# Record extracts start

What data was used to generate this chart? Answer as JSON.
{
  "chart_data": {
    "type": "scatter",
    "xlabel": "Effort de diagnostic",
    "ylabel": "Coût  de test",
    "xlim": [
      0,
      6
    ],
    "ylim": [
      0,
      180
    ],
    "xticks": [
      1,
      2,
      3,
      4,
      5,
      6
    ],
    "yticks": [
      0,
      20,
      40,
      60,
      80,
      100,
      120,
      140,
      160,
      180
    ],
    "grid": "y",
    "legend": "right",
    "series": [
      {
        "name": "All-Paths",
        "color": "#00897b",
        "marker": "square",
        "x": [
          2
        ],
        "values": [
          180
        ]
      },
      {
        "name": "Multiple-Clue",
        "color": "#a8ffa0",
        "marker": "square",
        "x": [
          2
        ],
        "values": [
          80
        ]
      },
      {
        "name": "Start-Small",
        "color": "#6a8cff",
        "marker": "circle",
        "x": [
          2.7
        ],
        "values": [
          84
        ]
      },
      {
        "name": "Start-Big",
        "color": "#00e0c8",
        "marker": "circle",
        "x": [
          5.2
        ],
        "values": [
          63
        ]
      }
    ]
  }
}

# Record extracts end

Task to carry out :: Retype every entry above, word for word.

Solution for this task ::
What data was used to generate this chart? Answer as JSON.
{
  "chart_data": {
    "type": "scatter",
    "xlabel": "Effort de diagnostic",
    "ylabel": "Coût  de test",
    "xlim": [
      0,
      6
    ],
    "ylim": [
      0,
      180
    ],
    "xticks": [
      1,
      2,
      3,
      4,
      5,
      6
    ],
    "yticks": [
      0,
      20,
      40,
      60,
      80,
      100,
      120,
      140,
      160,
      180
    ],
    "grid": "y",
    "legend": "right",
    "series": [
      {
        "name": "All-Paths",
        "color": "#00897b",
        "marker": "square",
        "x": [
          2
        ],
        "values": [
          180
        ]
      },
      {
        "name": "Multiple-Clue",
        "color": "#a8ffa0",
        "marker": "square",
        "x": [
          2
        ],
        "values": [
          80
        ]
      },
      {
        "name": "Start-Small",
        "color": "#6a8cff",
        "marker": "circle",
        "x": [
          2.7
        ],
        "values": [
          84
        ]
      },
      {
        "name": "Start-Big",
        "color": "#00e0c8",
        "marker": "circle",
        "x": [
          5.2
        ],
        "values": [
          63
        ]
      }
    ]
  }
}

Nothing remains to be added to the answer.